## SUPPLIED DATA

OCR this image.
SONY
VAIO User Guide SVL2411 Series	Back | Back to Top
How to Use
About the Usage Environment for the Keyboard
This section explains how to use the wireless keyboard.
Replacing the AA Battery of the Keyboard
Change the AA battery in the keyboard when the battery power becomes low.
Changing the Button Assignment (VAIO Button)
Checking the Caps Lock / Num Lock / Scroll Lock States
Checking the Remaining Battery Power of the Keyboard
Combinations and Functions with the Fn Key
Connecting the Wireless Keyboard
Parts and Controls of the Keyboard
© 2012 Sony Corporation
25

## AIM
Look over the records above and copy each line that includes the string "VAIO".

## SOLUTION
VAIO User Guide SVL2411 Series	Back | Back to Top
Changing the Button Assignment (VAIO Button)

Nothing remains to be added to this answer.